§ What is expected:
Every line below that contains "Facebook" is to be copied.

§ Extracted entries:
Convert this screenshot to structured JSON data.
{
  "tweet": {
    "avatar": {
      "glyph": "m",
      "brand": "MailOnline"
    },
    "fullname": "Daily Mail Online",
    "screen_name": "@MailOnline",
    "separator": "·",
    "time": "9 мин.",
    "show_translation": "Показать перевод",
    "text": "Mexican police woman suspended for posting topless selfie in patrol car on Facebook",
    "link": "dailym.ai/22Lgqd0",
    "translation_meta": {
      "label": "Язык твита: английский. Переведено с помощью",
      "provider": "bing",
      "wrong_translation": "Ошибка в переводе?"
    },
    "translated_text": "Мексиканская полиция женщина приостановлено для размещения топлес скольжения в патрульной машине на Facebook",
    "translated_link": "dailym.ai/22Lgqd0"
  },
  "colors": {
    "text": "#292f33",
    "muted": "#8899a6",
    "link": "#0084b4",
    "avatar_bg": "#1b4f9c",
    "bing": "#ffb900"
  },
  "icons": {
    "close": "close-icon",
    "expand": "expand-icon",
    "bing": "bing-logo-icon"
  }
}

§ Response to the exercise:
    "text": "Mexican police woman suspended for posting topless selfie in patrol car on Facebook",
    "translated_text": "Мексиканская полиция женщина приостановлено для размещения топлес скольжения в патрульной машине на Facebook",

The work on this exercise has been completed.